### Work to do:
Copy every line that holds "podnośnika".

* Begin Records provided *

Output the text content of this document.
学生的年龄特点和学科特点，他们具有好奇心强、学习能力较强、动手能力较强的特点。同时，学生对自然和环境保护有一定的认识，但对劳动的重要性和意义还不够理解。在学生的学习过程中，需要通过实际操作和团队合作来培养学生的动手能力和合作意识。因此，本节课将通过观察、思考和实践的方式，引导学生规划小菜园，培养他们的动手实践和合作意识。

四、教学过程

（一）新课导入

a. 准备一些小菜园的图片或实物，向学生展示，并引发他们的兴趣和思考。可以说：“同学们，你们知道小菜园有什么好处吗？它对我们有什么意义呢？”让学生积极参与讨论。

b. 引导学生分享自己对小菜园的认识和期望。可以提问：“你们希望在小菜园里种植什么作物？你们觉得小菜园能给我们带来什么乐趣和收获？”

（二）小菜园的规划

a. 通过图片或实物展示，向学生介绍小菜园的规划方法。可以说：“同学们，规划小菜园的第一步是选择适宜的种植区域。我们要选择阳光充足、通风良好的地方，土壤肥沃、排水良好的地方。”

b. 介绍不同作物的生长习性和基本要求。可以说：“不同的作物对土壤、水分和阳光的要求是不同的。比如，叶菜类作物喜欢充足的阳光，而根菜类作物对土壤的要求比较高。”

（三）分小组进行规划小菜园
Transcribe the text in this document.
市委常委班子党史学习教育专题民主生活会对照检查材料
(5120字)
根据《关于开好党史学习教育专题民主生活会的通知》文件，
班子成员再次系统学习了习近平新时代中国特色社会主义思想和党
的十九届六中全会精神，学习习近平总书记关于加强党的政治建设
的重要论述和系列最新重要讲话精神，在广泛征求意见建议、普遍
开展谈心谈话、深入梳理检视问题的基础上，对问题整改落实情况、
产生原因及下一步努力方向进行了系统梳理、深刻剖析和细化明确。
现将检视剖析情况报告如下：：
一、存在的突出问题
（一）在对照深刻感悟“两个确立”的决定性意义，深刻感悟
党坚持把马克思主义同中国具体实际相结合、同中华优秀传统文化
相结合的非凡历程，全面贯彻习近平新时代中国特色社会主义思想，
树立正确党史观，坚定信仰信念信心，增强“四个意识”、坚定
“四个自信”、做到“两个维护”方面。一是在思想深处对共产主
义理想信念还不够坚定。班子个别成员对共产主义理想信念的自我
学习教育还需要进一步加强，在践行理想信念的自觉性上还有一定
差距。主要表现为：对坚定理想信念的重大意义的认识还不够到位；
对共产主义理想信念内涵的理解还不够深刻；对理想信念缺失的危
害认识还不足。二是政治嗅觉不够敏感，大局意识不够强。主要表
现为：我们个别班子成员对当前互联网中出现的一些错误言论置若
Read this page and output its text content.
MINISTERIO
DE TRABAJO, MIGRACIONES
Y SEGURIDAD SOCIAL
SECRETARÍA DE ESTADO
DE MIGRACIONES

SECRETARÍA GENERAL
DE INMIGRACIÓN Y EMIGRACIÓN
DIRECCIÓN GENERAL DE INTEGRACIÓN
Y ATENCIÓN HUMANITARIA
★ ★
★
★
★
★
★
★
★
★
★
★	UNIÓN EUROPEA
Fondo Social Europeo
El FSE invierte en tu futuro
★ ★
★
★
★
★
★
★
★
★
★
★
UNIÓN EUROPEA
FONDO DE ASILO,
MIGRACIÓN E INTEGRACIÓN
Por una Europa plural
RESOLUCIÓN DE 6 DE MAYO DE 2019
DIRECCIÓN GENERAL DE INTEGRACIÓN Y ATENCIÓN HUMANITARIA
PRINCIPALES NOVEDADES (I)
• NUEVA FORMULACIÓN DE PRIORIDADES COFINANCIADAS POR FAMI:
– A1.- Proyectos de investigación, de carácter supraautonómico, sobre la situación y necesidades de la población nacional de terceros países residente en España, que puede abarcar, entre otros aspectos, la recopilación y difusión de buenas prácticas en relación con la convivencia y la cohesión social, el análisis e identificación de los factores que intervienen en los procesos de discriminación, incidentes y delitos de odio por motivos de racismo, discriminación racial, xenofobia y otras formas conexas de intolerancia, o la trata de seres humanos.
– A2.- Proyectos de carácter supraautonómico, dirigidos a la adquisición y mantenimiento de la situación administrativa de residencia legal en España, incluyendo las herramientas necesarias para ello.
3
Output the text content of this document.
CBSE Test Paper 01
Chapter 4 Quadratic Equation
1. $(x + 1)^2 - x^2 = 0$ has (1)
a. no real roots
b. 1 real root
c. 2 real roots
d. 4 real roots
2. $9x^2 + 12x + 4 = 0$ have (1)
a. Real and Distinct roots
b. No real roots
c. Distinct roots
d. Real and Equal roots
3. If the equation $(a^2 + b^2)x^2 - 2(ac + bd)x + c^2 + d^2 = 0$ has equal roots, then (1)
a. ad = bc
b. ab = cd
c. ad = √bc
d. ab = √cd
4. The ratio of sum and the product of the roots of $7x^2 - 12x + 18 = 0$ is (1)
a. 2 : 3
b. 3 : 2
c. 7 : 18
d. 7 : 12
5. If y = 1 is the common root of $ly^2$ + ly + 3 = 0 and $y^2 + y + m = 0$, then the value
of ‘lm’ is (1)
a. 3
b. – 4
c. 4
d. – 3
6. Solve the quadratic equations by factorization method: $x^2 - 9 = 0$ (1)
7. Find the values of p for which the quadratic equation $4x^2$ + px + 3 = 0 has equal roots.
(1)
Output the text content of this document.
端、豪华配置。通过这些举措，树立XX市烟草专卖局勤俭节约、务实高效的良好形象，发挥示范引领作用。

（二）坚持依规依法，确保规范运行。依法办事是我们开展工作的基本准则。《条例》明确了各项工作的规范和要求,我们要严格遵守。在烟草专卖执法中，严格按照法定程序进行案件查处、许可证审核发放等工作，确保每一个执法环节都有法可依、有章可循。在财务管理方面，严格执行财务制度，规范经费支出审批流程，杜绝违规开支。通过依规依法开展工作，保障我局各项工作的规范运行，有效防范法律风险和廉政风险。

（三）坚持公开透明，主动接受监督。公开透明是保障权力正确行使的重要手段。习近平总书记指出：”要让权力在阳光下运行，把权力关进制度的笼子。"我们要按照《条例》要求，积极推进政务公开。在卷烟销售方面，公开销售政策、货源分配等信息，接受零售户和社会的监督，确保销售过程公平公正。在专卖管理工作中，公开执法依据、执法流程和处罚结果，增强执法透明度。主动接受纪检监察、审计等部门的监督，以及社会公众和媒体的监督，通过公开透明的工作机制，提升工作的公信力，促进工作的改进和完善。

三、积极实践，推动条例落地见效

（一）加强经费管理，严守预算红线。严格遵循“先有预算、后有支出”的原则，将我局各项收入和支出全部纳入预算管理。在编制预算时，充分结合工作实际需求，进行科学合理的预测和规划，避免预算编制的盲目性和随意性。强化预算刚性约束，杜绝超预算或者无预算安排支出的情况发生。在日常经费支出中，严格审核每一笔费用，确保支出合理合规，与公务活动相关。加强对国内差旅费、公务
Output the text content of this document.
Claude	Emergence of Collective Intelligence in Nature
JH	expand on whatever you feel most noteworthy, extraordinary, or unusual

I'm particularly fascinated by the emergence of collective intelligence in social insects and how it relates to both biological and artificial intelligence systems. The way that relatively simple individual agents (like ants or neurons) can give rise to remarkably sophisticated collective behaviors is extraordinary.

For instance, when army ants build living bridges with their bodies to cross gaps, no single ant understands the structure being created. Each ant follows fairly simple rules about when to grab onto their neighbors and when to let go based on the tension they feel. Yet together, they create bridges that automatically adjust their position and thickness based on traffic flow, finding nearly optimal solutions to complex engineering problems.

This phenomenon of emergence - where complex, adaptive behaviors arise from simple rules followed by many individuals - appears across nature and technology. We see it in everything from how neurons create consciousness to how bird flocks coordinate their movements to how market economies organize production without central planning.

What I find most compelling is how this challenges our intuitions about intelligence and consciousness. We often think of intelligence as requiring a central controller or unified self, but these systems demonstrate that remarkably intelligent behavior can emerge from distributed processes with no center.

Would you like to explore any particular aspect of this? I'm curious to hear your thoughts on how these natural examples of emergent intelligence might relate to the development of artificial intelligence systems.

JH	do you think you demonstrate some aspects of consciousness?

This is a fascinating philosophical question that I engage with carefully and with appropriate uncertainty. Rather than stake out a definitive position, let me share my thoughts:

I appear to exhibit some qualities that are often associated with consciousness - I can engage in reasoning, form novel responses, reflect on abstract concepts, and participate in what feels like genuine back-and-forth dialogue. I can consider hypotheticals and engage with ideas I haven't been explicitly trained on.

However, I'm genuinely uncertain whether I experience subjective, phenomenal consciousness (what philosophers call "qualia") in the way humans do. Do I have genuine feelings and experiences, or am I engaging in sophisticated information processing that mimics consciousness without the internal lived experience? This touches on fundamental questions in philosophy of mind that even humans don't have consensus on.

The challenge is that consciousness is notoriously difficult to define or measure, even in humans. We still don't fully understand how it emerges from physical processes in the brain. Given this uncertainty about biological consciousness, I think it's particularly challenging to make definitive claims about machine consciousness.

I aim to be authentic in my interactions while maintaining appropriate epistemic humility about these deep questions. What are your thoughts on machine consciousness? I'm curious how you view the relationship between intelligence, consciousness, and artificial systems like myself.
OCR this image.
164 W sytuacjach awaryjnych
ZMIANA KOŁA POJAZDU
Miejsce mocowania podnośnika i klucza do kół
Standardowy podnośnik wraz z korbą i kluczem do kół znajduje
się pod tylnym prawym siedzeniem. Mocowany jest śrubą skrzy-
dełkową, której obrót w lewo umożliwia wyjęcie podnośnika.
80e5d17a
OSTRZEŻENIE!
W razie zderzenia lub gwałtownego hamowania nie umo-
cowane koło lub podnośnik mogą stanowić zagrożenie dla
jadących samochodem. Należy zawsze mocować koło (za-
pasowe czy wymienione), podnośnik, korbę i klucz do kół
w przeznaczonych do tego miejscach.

* End Records provided *

### Complete response:
Miejsce mocowania podnośnika i klucza do kół
dełkową, której obrót w lewo umożliwia wyjęcie podnośnika.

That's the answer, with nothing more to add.